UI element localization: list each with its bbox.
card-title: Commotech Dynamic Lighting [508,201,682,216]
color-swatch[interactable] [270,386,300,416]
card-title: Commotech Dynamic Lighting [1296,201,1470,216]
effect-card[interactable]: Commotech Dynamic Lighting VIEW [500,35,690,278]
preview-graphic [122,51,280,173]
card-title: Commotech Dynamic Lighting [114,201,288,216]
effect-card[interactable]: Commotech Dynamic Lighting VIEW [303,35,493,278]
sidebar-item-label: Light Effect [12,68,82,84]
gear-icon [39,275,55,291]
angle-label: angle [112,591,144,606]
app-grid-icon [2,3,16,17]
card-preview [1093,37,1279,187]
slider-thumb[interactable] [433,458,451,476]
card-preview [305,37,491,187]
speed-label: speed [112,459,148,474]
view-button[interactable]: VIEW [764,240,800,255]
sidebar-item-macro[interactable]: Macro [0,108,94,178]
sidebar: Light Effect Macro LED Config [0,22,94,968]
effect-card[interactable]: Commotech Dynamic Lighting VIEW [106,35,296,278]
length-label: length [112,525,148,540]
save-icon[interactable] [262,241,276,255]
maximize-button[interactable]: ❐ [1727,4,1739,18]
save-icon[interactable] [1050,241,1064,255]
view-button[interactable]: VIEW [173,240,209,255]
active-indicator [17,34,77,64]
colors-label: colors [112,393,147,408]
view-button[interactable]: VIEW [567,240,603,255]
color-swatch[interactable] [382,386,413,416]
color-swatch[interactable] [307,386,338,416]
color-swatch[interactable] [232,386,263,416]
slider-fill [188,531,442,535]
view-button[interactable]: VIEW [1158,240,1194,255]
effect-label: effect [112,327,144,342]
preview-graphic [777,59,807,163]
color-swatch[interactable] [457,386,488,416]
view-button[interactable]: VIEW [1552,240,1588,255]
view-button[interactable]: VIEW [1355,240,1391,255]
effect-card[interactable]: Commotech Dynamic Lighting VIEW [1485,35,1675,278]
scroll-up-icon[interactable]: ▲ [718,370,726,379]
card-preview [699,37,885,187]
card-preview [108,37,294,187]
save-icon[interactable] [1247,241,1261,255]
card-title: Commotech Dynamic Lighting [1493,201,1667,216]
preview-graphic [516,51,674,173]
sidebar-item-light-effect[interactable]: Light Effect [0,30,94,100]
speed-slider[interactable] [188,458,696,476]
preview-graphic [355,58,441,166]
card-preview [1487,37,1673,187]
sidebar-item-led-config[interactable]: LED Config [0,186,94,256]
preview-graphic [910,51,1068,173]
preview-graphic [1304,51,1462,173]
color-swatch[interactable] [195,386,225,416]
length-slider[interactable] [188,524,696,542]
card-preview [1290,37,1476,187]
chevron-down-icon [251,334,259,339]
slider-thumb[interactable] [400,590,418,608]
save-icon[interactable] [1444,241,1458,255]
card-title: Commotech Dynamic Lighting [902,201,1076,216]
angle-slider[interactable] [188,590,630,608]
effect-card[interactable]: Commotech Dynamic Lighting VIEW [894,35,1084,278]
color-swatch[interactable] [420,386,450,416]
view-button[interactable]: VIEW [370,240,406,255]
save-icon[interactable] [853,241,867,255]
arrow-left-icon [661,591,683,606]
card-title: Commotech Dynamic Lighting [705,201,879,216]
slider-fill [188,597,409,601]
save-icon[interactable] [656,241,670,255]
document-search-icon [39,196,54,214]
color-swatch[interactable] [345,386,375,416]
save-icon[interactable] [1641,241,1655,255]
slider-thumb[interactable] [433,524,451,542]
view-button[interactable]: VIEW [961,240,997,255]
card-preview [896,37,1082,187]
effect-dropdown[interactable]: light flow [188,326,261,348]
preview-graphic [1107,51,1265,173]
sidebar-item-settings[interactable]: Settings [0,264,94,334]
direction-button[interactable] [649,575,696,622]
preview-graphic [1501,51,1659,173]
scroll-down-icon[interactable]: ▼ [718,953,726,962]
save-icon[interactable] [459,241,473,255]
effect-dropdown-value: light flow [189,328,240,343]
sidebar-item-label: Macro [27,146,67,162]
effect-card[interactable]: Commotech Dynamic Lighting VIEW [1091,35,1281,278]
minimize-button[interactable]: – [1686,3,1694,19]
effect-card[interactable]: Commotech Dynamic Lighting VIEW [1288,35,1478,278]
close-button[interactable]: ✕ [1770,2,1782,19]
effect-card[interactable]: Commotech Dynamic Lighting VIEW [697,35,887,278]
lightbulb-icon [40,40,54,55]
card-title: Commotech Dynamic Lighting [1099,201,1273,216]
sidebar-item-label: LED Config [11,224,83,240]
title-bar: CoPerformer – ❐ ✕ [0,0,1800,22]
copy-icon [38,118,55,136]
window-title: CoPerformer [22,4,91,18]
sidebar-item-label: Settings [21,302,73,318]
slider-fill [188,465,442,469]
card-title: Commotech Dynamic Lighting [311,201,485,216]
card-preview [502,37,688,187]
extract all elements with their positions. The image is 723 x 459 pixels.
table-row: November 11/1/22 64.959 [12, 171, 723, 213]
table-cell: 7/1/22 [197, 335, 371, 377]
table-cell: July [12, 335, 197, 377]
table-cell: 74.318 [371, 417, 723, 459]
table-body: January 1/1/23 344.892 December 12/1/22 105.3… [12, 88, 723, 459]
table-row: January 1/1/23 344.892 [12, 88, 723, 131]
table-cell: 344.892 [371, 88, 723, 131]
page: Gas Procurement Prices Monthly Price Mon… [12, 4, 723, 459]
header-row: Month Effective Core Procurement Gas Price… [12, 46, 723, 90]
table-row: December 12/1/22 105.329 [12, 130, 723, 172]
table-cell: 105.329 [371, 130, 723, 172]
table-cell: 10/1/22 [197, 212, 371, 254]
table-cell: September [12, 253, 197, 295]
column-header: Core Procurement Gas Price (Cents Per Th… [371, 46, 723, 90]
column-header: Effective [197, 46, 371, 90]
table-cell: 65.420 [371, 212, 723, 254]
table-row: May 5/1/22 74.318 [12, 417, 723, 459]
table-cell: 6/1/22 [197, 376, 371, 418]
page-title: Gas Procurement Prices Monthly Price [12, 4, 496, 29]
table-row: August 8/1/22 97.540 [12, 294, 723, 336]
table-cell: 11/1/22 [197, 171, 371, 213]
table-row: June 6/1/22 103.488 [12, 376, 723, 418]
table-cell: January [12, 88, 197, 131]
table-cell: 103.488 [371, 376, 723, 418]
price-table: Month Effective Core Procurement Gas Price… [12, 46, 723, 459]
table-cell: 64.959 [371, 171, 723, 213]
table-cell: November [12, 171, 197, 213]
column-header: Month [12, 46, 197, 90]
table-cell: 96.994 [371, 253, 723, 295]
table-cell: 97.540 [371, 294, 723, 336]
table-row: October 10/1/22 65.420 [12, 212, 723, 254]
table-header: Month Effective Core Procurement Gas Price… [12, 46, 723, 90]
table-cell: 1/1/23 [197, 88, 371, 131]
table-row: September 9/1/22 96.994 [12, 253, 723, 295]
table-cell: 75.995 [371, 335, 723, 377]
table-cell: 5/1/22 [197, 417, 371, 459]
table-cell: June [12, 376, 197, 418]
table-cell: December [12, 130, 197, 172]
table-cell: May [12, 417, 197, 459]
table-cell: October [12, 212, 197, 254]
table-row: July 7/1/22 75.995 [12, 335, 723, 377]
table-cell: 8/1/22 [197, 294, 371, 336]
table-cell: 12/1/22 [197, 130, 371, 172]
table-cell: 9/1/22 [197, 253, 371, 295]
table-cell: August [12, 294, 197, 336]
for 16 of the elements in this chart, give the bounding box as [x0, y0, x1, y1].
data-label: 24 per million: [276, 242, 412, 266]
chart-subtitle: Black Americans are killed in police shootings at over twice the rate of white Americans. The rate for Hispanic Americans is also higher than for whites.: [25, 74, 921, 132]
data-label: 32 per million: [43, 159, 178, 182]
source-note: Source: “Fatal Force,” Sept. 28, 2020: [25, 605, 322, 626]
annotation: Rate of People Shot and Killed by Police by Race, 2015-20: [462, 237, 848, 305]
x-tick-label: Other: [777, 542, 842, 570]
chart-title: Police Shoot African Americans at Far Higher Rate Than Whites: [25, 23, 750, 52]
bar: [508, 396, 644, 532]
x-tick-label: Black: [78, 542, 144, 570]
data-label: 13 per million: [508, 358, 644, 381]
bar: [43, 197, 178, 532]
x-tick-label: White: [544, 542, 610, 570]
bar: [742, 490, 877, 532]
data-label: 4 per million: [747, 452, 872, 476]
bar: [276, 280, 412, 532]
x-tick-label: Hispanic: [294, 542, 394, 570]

------------------------------------------------------------

Given exercise
List every line of the data above that contains the string "November", treating uppercase and lowercase letters as distinct.

Output of the task
table-row: November 11/1/22 64.959 [12, 171, 723, 213]
table-cell: November [12, 171, 197, 213]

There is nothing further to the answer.